• **Provided passage**
::::::::::
# Help with Craftsman Router model 135.17508



## bsturpin (Jul 9, 2012)

Hello again, Need help!! A friend ended up giving me a Craftsmans 2HP fixed base router model # 135.17508, but the base is too big to fit on the craftsman deluxe router table that I have. Does anyone know if you can put a different base on the router, or am I just gonna have to use this as a free-hand router, and try to find another router to mount to my table. If I use this router as a hand-held, does anyone know if they sell or where I might be able to purchase a plunger base for this router. I have heard that they do sell them for this router. Thanks for all your help


----------



## VietnamJohn (Aug 2, 2012)

"...anyone know if you can put a different base on the router."....can you make one from plywood or hardboard?.....Plunge base is Sears/Craftsman PART NUMBER: 2610915611 ($55)


----------



## jw2170 (Jan 24, 2008)

VietnamJohn said:


> "...anyone know if you can put a different base on the router."....can you make one from plywood or hardboard?.....Plunge base is Sears/Craftsman PART NUMBER: 2610915611 ($55)


Welcome to the forum, John.


----------



## Mike (Nov 22, 2004)

Hmm, looks like a Skil to me. Can you take a photo of the table bottom and the router so we can see the problem please?


----------
::::::::::
• **Extracted records**
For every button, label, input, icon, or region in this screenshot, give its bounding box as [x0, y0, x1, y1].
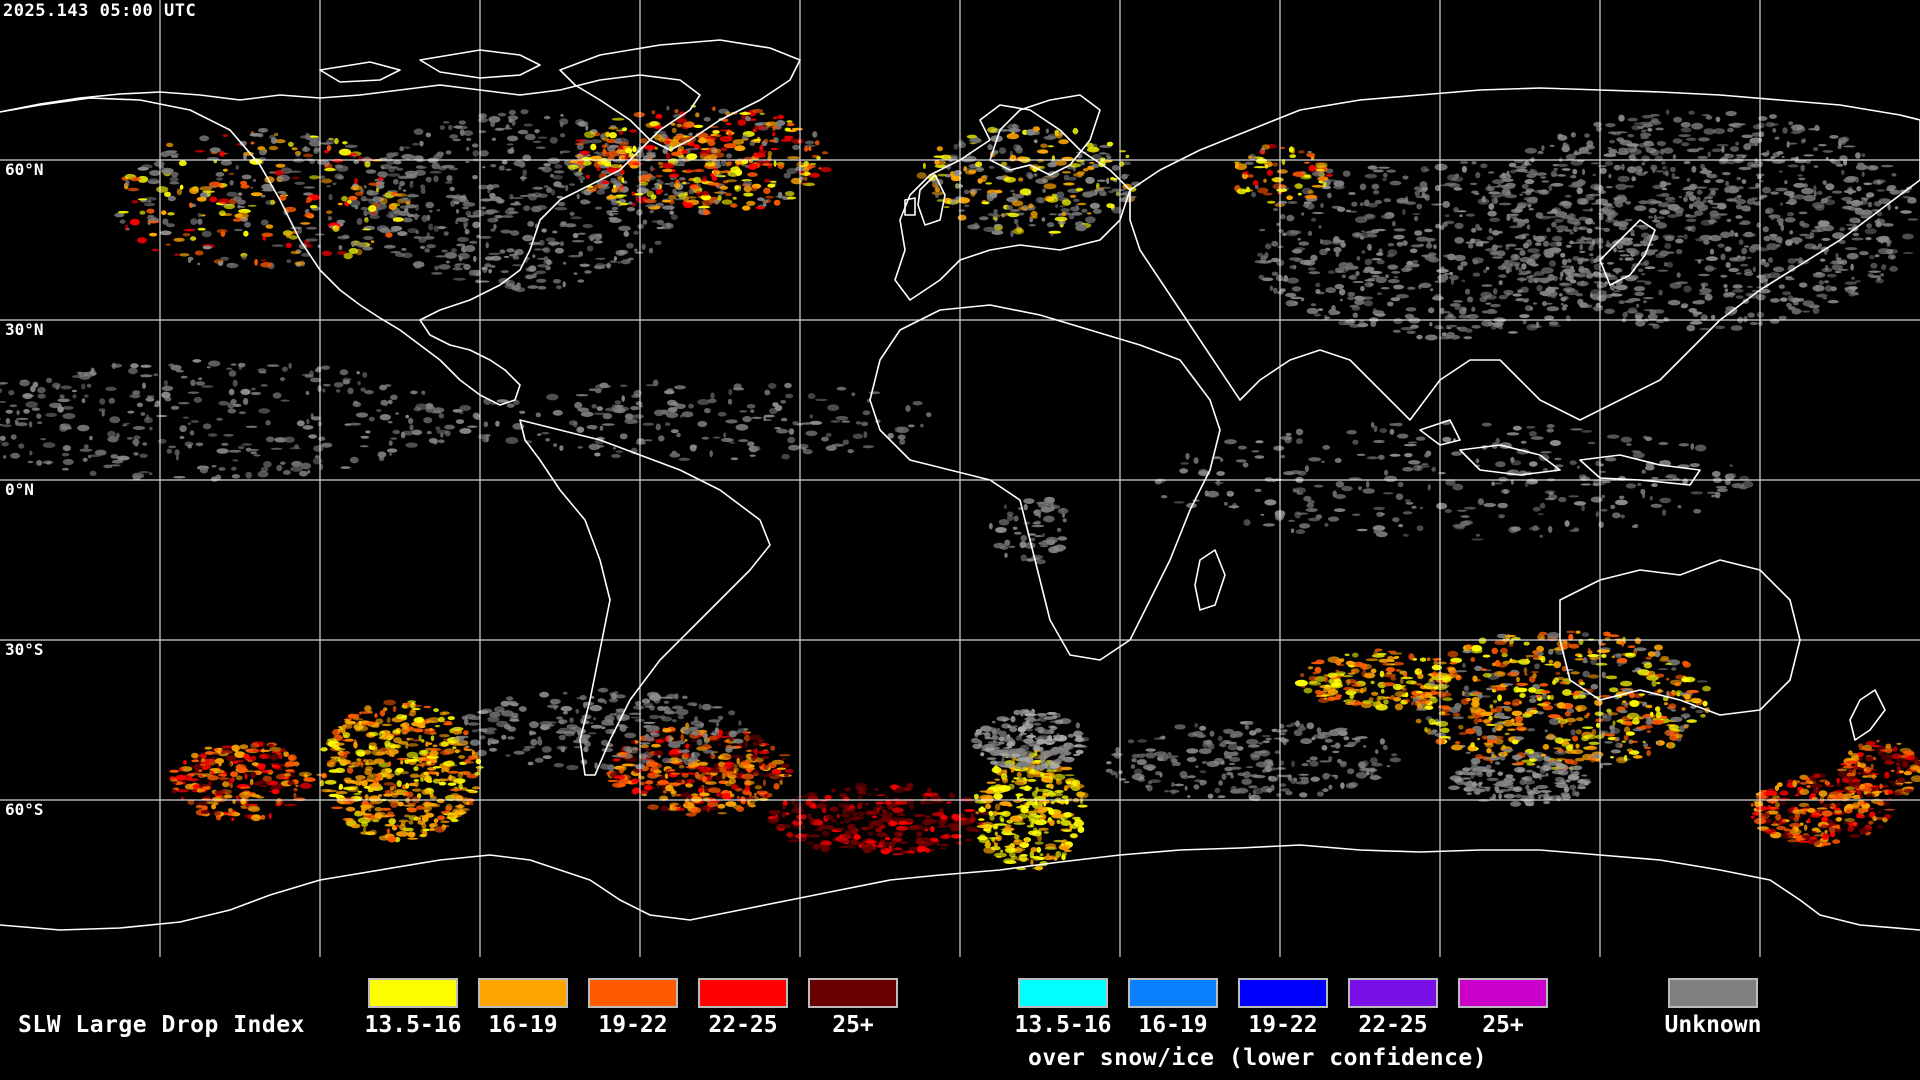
cloud-patch: [1750, 773, 1896, 848]
legend-label-snow-2: 16-19: [1138, 1012, 1208, 1038]
coastline-madagascar: [1194, 549, 1226, 611]
lat-label-30s: 30°S: [5, 640, 44, 659]
legend-swatch-liquid-3: [588, 978, 678, 1008]
cloud-patch: [1294, 648, 1462, 711]
cloud-patch: [1477, 109, 1919, 332]
coastline-arctic-islands: [319, 49, 541, 83]
legend-label-snow-5: 25+: [1482, 1012, 1524, 1038]
coastline-asia: [1129, 87, 1920, 421]
legend-label-snow-1: 13.5-16: [1014, 1012, 1112, 1038]
coastline-greenland: [559, 39, 801, 151]
lat-lon-grid: [0, 0, 1920, 957]
coastline-new-zealand: [1849, 689, 1886, 741]
coastline-indonesia: [1419, 419, 1701, 486]
cloud-patch: [1105, 720, 1402, 802]
cloud-patch: [1412, 630, 1712, 771]
cloud-field-layer: [0, 104, 1920, 871]
coastline-africa: [869, 304, 1221, 661]
legend-label-liquid-4: 22-25: [708, 1012, 778, 1038]
legend-snow-caption: over snow/ice (lower confidence): [1028, 1045, 1488, 1071]
legend-swatch-snow-2: [1128, 978, 1218, 1008]
cloud-patch: [169, 740, 316, 822]
legend-swatch-liquid-1: [368, 978, 458, 1008]
coastline-europe: [894, 104, 1131, 301]
coastline-antarctica: [0, 844, 1920, 931]
legend-swatch-liquid-4: [698, 978, 788, 1008]
legend-swatch-liquid-5: [808, 978, 898, 1008]
cloud-patch: [989, 496, 1069, 565]
cloud-patch: [114, 127, 412, 270]
coastline-layer: [0, 39, 1920, 931]
timestamp-label: 2025.143 05:00 UTC: [3, 1, 197, 21]
cloud-patch: [1448, 754, 1592, 807]
legend-label-liquid-3: 19-22: [598, 1012, 668, 1038]
cloud-patch: [971, 708, 1090, 771]
cloud-patch: [316, 699, 484, 843]
legend-label-liquid-2: 16-19: [488, 1012, 558, 1038]
cloud-patch: [1233, 143, 1334, 207]
cloud-patch: [454, 687, 749, 771]
cloud-patch: [1836, 739, 1920, 802]
map-canvas: [0, 0, 1920, 957]
coastline-australia: [1559, 559, 1801, 716]
lat-label-60n: 60°N: [5, 160, 44, 179]
lat-label-60s: 60°S: [5, 800, 44, 819]
coastline-japan: [1599, 219, 1656, 286]
legend-title: SLW Large Drop Index: [18, 1012, 305, 1038]
lat-label-30n: 30°N: [5, 320, 44, 339]
cloud-patch: [973, 748, 1089, 871]
legend-label-unknown: Unknown: [1664, 1012, 1762, 1038]
lat-label-0n: 0°N: [5, 480, 34, 499]
legend-label-snow-4: 22-25: [1358, 1012, 1428, 1038]
legend-swatch-snow-5: [1458, 978, 1548, 1008]
legend-label-liquid-5: 25+: [832, 1012, 874, 1038]
cloud-patch: [452, 379, 932, 461]
coastline-north-america: [0, 74, 701, 406]
coastline-south-america: [519, 419, 771, 776]
cloud-patch: [0, 359, 455, 482]
cloud-patch: [916, 123, 1142, 238]
legend-swatch-snow-1: [1018, 978, 1108, 1008]
legend: [0, 957, 1920, 1080]
legend-label-snow-3: 19-22: [1248, 1012, 1318, 1038]
legend-swatch-snow-3: [1238, 978, 1328, 1008]
legend-swatch-liquid-2: [478, 978, 568, 1008]
legend-swatch-snow-4: [1348, 978, 1438, 1008]
slw-map: 2025.143 05:00 UTC 60°N 30°N 0°N 30°S 60…: [0, 0, 1920, 957]
legend-label-liquid-1: 13.5-16: [364, 1012, 462, 1038]
coastline-british-isles: [904, 174, 946, 226]
legend-swatch-unknown: [1668, 978, 1758, 1008]
cloud-patch: [767, 782, 992, 856]
coastline-scandinavia: [989, 94, 1101, 176]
::::::::::
• **Tasks to perform**
1. From the router forum thread, give again the text starting with "Welcome to the" and going on through "the problem please?".
2. Answer these from the router forum thread:
(a) What horsepower is the fixed base router the friend handed over?
(b) What part number and price are given for the plunge base?
(c) Which brand does Mike say the router looks like?

• **Answers below**
1.
Welcome to the forum, John.


----------



## Mike (Nov 22, 2004)

Hmm, looks like a Skil to me. Can you take a photo of the table bottom and the router so we can see the problem please?

2.
(a) 2HP
(b) Part number 2610915611, for $55
(c) Skil